Data section:

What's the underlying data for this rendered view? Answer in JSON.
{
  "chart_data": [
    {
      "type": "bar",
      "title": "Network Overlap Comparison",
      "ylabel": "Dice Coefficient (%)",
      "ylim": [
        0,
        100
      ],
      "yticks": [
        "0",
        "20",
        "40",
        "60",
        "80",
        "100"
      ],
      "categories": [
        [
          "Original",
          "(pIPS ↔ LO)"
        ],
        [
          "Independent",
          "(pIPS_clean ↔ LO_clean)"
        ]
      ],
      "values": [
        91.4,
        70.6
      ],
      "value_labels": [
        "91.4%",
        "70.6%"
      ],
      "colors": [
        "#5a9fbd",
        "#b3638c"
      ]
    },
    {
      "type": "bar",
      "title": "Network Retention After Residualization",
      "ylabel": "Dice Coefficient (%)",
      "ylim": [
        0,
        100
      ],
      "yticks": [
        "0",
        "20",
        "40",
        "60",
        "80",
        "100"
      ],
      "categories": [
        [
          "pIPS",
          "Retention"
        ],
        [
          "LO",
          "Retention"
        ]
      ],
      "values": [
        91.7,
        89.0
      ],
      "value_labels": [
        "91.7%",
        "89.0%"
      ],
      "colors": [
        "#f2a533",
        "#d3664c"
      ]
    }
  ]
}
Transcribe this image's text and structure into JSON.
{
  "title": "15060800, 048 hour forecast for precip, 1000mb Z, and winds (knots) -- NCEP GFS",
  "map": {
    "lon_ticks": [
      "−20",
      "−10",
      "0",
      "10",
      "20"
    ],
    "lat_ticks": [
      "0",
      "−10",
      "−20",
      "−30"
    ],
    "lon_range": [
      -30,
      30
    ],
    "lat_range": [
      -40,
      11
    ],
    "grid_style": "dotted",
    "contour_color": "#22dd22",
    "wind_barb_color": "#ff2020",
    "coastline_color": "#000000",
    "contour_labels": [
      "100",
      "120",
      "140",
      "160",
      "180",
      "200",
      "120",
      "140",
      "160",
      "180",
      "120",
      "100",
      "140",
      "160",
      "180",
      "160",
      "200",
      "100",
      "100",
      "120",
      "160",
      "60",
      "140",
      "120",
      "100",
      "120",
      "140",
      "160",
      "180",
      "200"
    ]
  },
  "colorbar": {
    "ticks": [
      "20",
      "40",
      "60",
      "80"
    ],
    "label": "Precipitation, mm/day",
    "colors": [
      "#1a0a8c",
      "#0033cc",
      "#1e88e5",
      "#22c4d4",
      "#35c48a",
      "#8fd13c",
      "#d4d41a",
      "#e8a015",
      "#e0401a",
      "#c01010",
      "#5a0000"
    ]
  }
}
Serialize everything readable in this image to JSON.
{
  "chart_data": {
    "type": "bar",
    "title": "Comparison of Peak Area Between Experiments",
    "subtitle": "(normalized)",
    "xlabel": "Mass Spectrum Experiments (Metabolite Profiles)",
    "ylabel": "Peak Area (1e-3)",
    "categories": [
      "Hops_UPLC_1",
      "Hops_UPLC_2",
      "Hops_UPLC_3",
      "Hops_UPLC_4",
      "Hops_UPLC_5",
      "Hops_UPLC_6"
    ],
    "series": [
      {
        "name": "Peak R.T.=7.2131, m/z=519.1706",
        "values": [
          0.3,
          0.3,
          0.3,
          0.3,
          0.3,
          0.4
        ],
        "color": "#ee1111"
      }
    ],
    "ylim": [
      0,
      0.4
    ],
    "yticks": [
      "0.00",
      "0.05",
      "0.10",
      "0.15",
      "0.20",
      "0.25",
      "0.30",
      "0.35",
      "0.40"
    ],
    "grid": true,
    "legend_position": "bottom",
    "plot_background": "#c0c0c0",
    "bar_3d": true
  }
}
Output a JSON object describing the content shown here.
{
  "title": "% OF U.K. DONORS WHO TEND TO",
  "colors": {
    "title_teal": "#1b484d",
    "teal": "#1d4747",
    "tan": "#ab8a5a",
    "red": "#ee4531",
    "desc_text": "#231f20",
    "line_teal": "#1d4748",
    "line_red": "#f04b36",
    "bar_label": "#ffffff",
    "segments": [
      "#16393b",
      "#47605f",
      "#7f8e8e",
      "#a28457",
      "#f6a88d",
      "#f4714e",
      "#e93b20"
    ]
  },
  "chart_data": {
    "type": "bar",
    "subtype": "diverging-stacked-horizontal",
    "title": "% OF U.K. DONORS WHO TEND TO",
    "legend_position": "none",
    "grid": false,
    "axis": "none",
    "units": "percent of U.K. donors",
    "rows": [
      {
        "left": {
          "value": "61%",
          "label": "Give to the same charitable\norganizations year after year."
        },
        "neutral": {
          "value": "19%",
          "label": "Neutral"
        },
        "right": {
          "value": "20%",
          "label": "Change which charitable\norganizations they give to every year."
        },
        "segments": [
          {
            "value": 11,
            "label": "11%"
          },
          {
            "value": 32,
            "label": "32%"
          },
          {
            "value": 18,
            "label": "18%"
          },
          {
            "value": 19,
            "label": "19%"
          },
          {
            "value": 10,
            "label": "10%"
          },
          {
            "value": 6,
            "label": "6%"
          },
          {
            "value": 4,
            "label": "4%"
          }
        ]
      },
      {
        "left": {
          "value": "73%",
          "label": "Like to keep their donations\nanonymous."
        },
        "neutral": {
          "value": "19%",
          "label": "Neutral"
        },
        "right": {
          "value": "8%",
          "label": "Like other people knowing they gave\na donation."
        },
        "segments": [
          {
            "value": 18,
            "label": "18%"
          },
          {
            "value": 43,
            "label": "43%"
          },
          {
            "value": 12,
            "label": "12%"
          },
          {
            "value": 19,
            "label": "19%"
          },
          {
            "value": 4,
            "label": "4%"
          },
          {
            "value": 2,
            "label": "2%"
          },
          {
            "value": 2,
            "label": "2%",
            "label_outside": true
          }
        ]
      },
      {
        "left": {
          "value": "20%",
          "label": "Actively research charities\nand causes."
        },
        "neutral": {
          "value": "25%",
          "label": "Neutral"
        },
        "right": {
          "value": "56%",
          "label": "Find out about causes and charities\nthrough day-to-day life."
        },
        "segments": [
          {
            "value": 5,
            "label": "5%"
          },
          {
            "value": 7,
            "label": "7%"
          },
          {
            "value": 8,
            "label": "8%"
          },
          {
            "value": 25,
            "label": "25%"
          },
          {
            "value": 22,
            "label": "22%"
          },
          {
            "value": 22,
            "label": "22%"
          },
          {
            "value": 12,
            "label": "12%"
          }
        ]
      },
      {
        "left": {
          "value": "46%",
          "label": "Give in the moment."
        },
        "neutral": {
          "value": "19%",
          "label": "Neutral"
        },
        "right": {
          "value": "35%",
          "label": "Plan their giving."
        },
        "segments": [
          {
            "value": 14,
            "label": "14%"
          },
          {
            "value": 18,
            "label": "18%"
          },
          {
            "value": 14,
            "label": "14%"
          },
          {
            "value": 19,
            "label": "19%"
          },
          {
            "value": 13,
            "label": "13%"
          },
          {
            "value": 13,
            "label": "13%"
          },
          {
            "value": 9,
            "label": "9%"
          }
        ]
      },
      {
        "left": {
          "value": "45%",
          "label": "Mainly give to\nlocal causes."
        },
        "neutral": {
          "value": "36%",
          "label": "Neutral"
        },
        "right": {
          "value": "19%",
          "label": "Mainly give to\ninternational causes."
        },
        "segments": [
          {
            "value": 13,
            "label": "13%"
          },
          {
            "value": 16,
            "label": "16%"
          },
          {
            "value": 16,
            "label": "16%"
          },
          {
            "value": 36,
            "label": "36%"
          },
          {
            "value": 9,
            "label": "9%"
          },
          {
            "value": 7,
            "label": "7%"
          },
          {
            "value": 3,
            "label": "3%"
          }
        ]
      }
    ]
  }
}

Short problem:
Retype all of the material above with every character intact.

Written response:
What's the underlying data for this rendered view? Answer in JSON.
{
  "chart_data": [
    {
      "type": "bar",
      "title": "Network Overlap Comparison",
      "ylabel": "Dice Coefficient (%)",
      "ylim": [
        0,
        100
      ],
      "yticks": [
        "0",
        "20",
        "40",
        "60",
        "80",
        "100"
      ],
      "categories": [
        [
          "Original",
          "(pIPS ↔ LO)"
        ],
        [
          "Independent",
          "(pIPS_clean ↔ LO_clean)"
        ]
      ],
      "values": [
        91.4,
        70.6
      ],
      "value_labels": [
        "91.4%",
        "70.6%"
      ],
      "colors": [
        "#5a9fbd",
        "#b3638c"
      ]
    },
    {
      "type": "bar",
      "title": "Network Retention After Residualization",
      "ylabel": "Dice Coefficient (%)",
      "ylim": [
        0,
        100
      ],
      "yticks": [
        "0",
        "20",
        "40",
        "60",
        "80",
        "100"
      ],
      "categories": [
        [
          "pIPS",
          "Retention"
        ],
        [
          "LO",
          "Retention"
        ]
      ],
      "values": [
        91.7,
        89.0
      ],
      "value_labels": [
        "91.7%",
        "89.0%"
      ],
      "colors": [
        "#f2a533",
        "#d3664c"
      ]
    }
  ]
}
Transcribe this image's text and structure into JSON.
{
  "title": "15060800, 048 hour forecast for precip, 1000mb Z, and winds (knots) -- NCEP GFS",
  "map": {
    "lon_ticks": [
      "−20",
      "−10",
      "0",
      "10",
      "20"
    ],
    "lat_ticks": [
      "0",
      "−10",
      "−20",
      "−30"
    ],
    "lon_range": [
      -30,
      30
    ],
    "lat_range": [
      -40,
      11
    ],
    "grid_style": "dotted",
    "contour_color": "#22dd22",
    "wind_barb_color": "#ff2020",
    "coastline_color": "#000000",
    "contour_labels": [
      "100",
      "120",
      "140",
      "160",
      "180",
      "200",
      "120",
      "140",
      "160",
      "180",
      "120",
      "100",
      "140",
      "160",
      "180",
      "160",
      "200",
      "100",
      "100",
      "120",
      "160",
      "60",
      "140",
      "120",
      "100",
      "120",
      "140",
      "160",
      "180",
      "200"
    ]
  },
  "colorbar": {
    "ticks": [
      "20",
      "40",
      "60",
      "80"
    ],
    "label": "Precipitation, mm/day",
    "colors": [
      "#1a0a8c",
      "#0033cc",
      "#1e88e5",
      "#22c4d4",
      "#35c48a",
      "#8fd13c",
      "#d4d41a",
      "#e8a015",
      "#e0401a",
      "#c01010",
      "#5a0000"
    ]
  }
}
Serialize everything readable in this image to JSON.
{
  "chart_data": {
    "type": "bar",
    "title": "Comparison of Peak Area Between Experiments",
    "subtitle": "(normalized)",
    "xlabel": "Mass Spectrum Experiments (Metabolite Profiles)",
    "ylabel": "Peak Area (1e-3)",
    "categories": [
      "Hops_UPLC_1",
      "Hops_UPLC_2",
      "Hops_UPLC_3",
      "Hops_UPLC_4",
      "Hops_UPLC_5",
      "Hops_UPLC_6"
    ],
    "series": [
      {
        "name": "Peak R.T.=7.2131, m/z=519.1706",
        "values": [
          0.3,
          0.3,
          0.3,
          0.3,
          0.3,
          0.4
        ],
        "color": "#ee1111"
      }
    ],
    "ylim": [
      0,
      0.4
    ],
    "yticks": [
      "0.00",
      "0.05",
      "0.10",
      "0.15",
      "0.20",
      "0.25",
      "0.30",
      "0.35",
      "0.40"
    ],
    "grid": true,
    "legend_position": "bottom",
    "plot_background": "#c0c0c0",
    "bar_3d": true
  }
}
Output a JSON object describing the content shown here.
{
  "title": "% OF U.K. DONORS WHO TEND TO",
  "colors": {
    "title_teal": "#1b484d",
    "teal": "#1d4747",
    "tan": "#ab8a5a",
    "red": "#ee4531",
    "desc_text": "#231f20",
    "line_teal": "#1d4748",
    "line_red": "#f04b36",
    "bar_label": "#ffffff",
    "segments": [
      "#16393b",
      "#47605f",
      "#7f8e8e",
      "#a28457",
      "#f6a88d",
      "#f4714e",
      "#e93b20"
    ]
  },
  "chart_data": {
    "type": "bar",
    "subtype": "diverging-stacked-horizontal",
    "title": "% OF U.K. DONORS WHO TEND TO",
    "legend_position": "none",
    "grid": false,
    "axis": "none",
    "units": "percent of U.K. donors",
    "rows": [
      {
        "left": {
          "value": "61%",
          "label": "Give to the same charitable\norganizations year after year."
        },
        "neutral": {
          "value": "19%",
          "label": "Neutral"
        },
        "right": {
          "value": "20%",
          "label": "Change which charitable\norganizations they give to every year."
        },
        "segments": [
          {
            "value": 11,
            "label": "11%"
          },
          {
            "value": 32,
            "label": "32%"
          },
          {
            "value": 18,
            "label": "18%"
          },
          {
            "value": 19,
            "label": "19%"
          },
          {
            "value": 10,
            "label": "10%"
          },
          {
            "value": 6,
            "label": "6%"
          },
          {
            "value": 4,
            "label": "4%"
          }
        ]
      },
      {
        "left": {
          "value": "73%",
          "label": "Like to keep their donations\nanonymous."
        },
        "neutral": {
          "value": "19%",
          "label": "Neutral"
        },
        "right": {
          "value": "8%",
          "label": "Like other people knowing they gave\na donation."
        },
        "segments": [
          {
            "value": 18,
            "label": "18%"
          },
          {
            "value": 43,
            "label": "43%"
          },
          {
            "value": 12,
            "label": "12%"
          },
          {
            "value": 19,
            "label": "19%"
          },
          {
            "value": 4,
            "label": "4%"
          },
          {
            "value": 2,
            "label": "2%"
          },
          {
            "value": 2,
            "label": "2%",
            "label_outside": true
          }
        ]
      },
      {
        "left": {
          "value": "20%",
          "label": "Actively research charities\nand causes."
        },
        "neutral": {
          "value": "25%",
          "label": "Neutral"
        },
        "right": {
          "value": "56%",
          "label": "Find out about causes and charities\nthrough day-to-day life."
        },
        "segments": [
          {
            "value": 5,
            "label": "5%"
          },
          {
            "value": 7,
            "label": "7%"
          },
          {
            "value": 8,
            "label": "8%"
          },
          {
            "value": 25,
            "label": "25%"
          },
          {
            "value": 22,
            "label": "22%"
          },
          {
            "value": 22,
            "label": "22%"
          },
          {
            "value": 12,
            "label": "12%"
          }
        ]
      },
      {
        "left": {
          "value": "46%",
          "label": "Give in the moment."
        },
        "neutral": {
          "value": "19%",
          "label": "Neutral"
        },
        "right": {
          "value": "35%",
          "label": "Plan their giving."
        },
        "segments": [
          {
            "value": 14,
            "label": "14%"
          },
          {
            "value": 18,
            "label": "18%"
          },
          {
            "value": 14,
            "label": "14%"
          },
          {
            "value": 19,
            "label": "19%"
          },
          {
            "value": 13,
            "label": "13%"
          },
          {
            "value": 13,
            "label": "13%"
          },
          {
            "value": 9,
            "label": "9%"
          }
        ]
      },
      {
        "left": {
          "value": "45%",
          "label": "Mainly give to\nlocal causes."
        },
        "neutral": {
          "value": "36%",
          "label": "Neutral"
        },
        "right": {
          "value": "19%",
          "label": "Mainly give to\ninternational causes."
        },
        "segments": [
          {
            "value": 13,
            "label": "13%"
          },
          {
            "value": 16,
            "label": "16%"
          },
          {
            "value": 16,
            "label": "16%"
          },
          {
            "value": 36,
            "label": "36%"
          },
          {
            "value": 9,
            "label": "9%"
          },
          {
            "value": 7,
            "label": "7%"
          },
          {
            "value": 3,
            "label": "3%"
          }
        ]
      }
    ]
  }
}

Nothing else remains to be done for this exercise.